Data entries
* * * * * * * * *
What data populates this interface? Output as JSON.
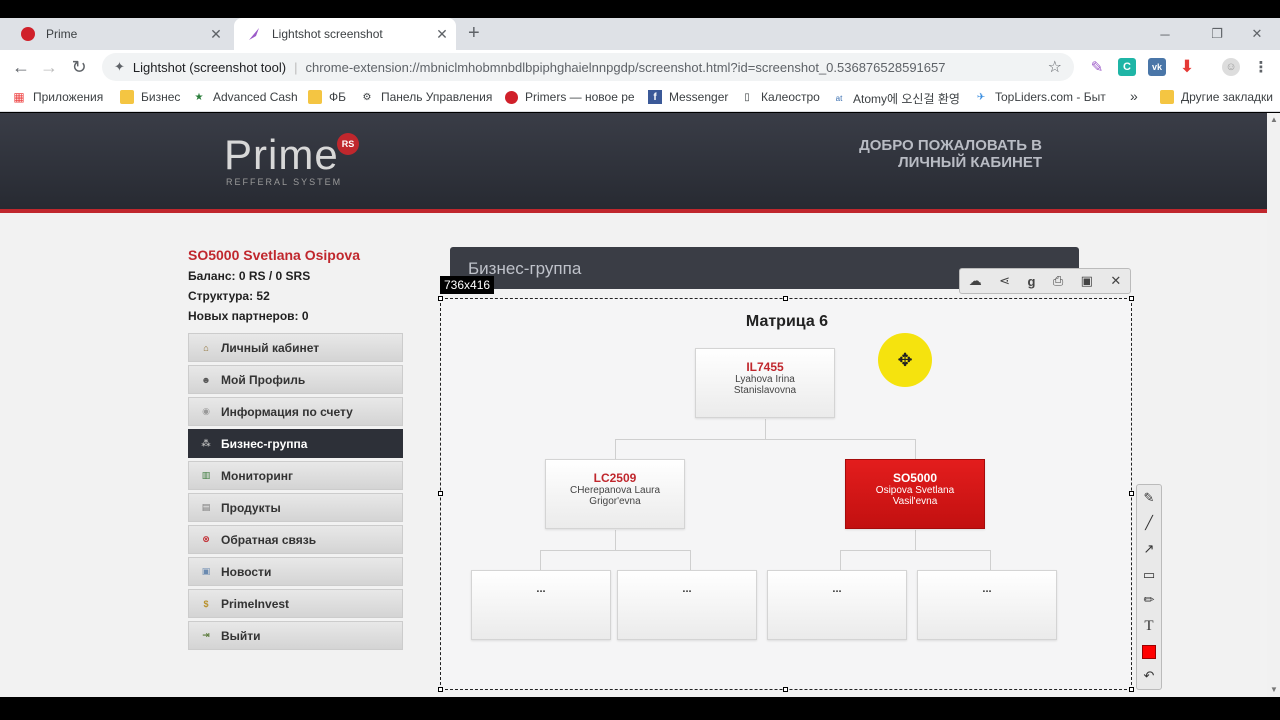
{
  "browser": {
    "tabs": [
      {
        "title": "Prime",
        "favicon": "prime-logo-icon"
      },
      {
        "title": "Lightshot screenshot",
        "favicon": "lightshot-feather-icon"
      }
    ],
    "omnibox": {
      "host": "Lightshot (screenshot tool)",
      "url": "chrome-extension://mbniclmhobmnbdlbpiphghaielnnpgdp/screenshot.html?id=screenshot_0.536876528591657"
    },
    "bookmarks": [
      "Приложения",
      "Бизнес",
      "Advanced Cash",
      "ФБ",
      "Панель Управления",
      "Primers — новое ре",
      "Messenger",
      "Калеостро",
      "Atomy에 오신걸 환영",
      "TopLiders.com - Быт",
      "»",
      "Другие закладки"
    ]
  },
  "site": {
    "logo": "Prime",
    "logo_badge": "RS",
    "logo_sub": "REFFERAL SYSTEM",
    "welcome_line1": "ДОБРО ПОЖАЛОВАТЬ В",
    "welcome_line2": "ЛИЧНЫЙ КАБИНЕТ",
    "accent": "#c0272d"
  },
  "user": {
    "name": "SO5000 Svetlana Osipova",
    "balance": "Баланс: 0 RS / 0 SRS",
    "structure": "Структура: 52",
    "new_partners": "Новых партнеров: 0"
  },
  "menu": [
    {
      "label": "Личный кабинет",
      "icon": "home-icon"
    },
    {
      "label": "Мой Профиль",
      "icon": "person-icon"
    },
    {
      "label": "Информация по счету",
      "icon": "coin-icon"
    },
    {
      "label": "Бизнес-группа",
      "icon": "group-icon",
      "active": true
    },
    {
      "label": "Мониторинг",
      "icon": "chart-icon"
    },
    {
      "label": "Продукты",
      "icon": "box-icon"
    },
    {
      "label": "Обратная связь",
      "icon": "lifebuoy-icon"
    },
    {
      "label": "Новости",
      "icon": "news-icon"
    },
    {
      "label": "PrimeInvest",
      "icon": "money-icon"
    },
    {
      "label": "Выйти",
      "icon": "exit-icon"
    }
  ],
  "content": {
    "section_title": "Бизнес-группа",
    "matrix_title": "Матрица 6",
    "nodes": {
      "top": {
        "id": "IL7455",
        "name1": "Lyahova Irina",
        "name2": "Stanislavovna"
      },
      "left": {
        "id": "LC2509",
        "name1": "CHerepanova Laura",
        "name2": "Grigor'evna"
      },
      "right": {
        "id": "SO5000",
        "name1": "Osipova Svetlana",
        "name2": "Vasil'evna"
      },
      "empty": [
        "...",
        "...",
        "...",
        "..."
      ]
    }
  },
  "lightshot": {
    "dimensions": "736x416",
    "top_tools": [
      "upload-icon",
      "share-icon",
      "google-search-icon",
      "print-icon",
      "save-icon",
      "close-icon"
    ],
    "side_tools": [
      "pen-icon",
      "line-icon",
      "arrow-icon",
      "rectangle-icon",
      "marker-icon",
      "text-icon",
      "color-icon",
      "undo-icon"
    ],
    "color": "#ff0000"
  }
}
* * * * * * * * *
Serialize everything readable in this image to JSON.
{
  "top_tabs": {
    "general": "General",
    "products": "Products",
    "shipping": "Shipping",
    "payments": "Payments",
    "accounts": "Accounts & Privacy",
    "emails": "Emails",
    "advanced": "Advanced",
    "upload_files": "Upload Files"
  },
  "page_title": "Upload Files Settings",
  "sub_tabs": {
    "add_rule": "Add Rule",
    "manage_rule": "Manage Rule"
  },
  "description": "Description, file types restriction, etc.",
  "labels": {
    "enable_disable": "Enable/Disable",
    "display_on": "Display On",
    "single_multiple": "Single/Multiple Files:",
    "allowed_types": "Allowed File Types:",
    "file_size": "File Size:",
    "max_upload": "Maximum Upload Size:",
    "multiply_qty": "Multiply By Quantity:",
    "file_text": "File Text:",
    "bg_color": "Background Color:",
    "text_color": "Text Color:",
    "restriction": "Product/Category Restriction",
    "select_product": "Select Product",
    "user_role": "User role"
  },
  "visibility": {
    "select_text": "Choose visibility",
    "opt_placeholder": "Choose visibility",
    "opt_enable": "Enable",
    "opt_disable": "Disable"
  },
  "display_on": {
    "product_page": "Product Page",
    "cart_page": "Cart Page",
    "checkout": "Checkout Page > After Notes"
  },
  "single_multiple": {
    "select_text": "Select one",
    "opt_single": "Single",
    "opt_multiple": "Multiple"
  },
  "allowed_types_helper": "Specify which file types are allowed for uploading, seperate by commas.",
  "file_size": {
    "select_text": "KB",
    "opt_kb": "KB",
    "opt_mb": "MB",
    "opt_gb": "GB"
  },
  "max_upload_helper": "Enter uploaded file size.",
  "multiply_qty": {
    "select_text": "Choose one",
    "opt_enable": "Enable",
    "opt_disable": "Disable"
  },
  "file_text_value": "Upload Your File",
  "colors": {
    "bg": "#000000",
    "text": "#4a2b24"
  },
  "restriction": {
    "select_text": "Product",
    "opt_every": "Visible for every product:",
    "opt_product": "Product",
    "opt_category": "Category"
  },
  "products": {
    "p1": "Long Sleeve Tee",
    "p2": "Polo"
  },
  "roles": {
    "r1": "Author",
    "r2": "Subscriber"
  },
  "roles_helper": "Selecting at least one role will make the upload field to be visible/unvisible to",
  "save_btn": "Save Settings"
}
* * * * * * * * *
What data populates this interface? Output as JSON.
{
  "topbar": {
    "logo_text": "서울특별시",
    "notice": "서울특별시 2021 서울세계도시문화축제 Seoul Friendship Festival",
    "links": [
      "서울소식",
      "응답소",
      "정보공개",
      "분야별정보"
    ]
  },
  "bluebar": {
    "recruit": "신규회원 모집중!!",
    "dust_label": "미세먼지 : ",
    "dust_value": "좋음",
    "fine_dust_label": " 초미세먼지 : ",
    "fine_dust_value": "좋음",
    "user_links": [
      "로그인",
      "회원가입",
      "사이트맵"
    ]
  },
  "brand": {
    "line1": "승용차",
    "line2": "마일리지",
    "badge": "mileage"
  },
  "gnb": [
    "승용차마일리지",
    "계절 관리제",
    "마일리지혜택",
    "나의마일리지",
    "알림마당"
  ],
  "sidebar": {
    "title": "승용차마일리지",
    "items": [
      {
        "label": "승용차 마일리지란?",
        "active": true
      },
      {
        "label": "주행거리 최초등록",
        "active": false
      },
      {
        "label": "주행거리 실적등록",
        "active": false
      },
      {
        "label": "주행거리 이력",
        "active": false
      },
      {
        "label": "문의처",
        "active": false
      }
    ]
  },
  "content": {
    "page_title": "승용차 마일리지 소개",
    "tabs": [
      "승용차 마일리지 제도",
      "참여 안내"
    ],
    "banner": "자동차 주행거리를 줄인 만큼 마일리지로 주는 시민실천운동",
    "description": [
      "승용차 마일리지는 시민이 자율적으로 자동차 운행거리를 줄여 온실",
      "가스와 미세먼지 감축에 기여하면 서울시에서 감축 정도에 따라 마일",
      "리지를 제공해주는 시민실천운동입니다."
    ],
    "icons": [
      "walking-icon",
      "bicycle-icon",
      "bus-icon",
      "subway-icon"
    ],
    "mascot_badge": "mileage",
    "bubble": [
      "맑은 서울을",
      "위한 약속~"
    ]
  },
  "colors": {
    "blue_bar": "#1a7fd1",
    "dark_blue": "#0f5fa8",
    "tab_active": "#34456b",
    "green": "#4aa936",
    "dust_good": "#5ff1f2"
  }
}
* * * * * * * * *
In the entries above, find every line holding the word "visibility" and copy it out.

• [Result]:
  "visibility": {
    "select_text": "Choose visibility",
    "opt_placeholder": "Choose visibility",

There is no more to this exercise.